Recorded information
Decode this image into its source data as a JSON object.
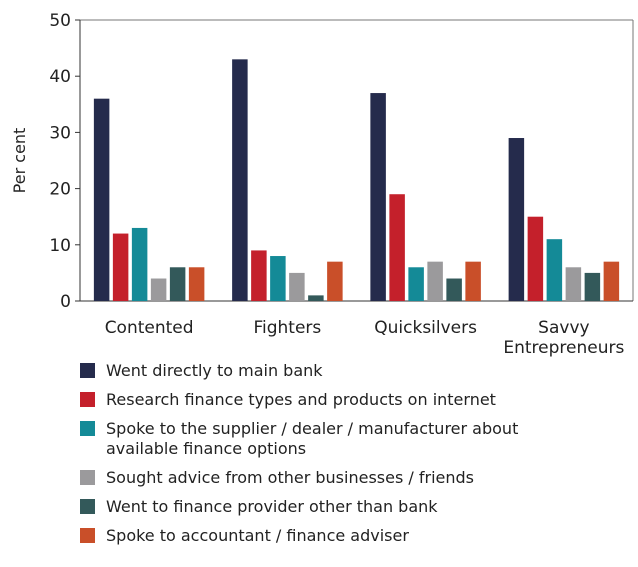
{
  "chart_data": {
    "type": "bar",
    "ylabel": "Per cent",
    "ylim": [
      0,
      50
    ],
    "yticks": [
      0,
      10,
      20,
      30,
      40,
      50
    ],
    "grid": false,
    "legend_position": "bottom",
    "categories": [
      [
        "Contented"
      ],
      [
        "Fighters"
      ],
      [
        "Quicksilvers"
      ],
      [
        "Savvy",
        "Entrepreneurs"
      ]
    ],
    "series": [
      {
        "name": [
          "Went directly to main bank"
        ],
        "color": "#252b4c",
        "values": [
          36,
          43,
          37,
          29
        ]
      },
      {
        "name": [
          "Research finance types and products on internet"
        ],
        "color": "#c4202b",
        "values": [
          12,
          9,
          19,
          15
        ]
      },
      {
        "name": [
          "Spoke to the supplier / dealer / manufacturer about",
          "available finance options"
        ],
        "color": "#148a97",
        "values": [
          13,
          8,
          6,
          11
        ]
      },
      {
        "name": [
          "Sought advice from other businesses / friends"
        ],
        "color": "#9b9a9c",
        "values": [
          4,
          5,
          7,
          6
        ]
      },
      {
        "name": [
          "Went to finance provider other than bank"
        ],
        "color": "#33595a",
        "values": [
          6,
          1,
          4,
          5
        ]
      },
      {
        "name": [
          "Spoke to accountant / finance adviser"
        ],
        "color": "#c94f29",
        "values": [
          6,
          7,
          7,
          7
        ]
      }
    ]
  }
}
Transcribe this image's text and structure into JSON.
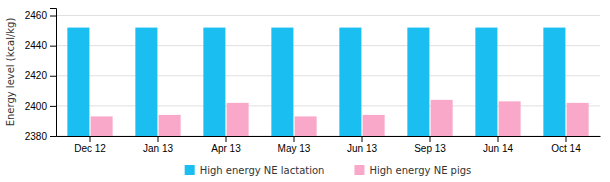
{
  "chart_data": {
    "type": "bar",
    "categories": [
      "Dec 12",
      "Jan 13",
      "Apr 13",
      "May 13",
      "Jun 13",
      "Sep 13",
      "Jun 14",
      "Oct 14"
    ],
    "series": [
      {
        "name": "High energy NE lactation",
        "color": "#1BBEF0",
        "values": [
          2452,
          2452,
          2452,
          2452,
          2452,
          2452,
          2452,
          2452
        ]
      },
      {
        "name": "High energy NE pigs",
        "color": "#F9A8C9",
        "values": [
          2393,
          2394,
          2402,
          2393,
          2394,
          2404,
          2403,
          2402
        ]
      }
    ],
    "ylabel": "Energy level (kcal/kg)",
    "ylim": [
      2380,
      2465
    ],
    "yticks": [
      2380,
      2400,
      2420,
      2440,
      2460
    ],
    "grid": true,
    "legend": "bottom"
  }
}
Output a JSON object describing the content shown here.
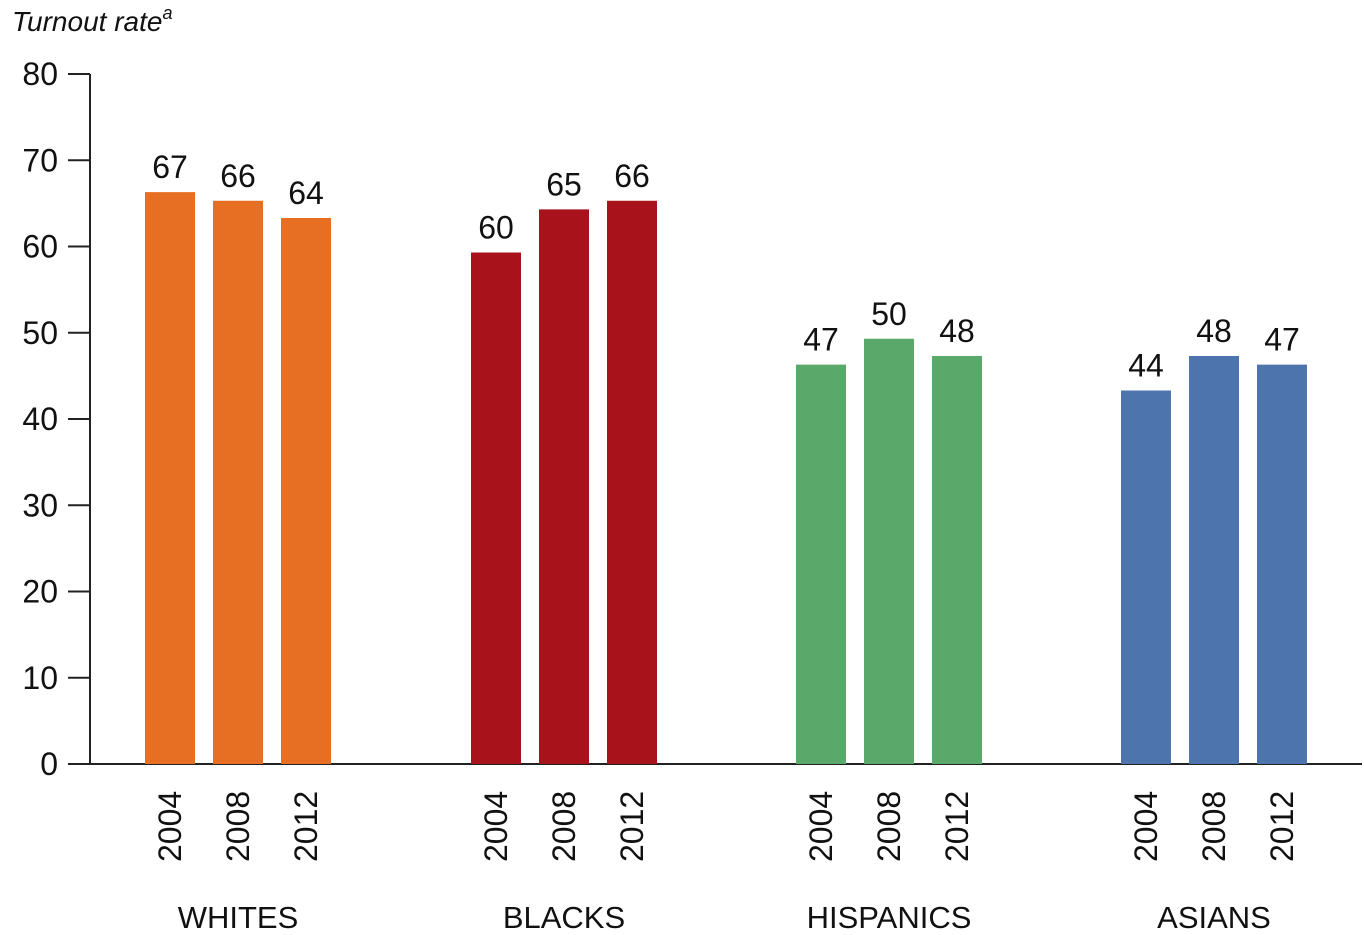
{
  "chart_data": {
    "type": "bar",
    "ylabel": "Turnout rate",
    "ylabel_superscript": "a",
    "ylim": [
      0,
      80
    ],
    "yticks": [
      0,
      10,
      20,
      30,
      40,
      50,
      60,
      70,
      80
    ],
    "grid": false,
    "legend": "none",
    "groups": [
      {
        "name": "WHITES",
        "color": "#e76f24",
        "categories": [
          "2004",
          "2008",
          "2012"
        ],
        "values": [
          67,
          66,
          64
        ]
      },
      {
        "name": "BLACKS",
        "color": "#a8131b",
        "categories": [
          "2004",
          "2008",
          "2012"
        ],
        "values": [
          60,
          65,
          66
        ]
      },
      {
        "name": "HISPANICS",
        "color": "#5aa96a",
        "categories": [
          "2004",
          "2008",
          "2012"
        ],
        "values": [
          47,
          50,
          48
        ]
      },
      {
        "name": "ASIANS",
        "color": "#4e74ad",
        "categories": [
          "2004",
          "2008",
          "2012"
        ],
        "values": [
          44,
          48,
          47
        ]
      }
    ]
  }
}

Task description
Write out an exact reproduction of the lines from the line that holds "Output a JSON" to the bottom of the listing above, both ends included. Exclude pictures.

Solved exercise
Output a JSON object describing the content shown here.
{
  "chart_data": {
    "type": "bar",
    "ylabel": "Turnout rate",
    "ylabel_superscript": "a",
    "ylim": [
      0,
      80
    ],
    "yticks": [
      0,
      10,
      20,
      30,
      40,
      50,
      60,
      70,
      80
    ],
    "grid": false,
    "legend": "none",
    "groups": [
      {
        "name": "WHITES",
        "color": "#e76f24",
        "categories": [
          "2004",
          "2008",
          "2012"
        ],
        "values": [
          67,
          66,
          64
        ]
      },
      {
        "name": "BLACKS",
        "color": "#a8131b",
        "categories": [
          "2004",
          "2008",
          "2012"
        ],
        "values": [
          60,
          65,
          66
        ]
      },
      {
        "name": "HISPANICS",
        "color": "#5aa96a",
        "categories": [
          "2004",
          "2008",
          "2012"
        ],
        "values": [
          47,
          50,
          48
        ]
      },
      {
        "name": "ASIANS",
        "color": "#4e74ad",
        "categories": [
          "2004",
          "2008",
          "2012"
        ],
        "values": [
          44,
          48,
          47
        ]
      }
    ]
  }
}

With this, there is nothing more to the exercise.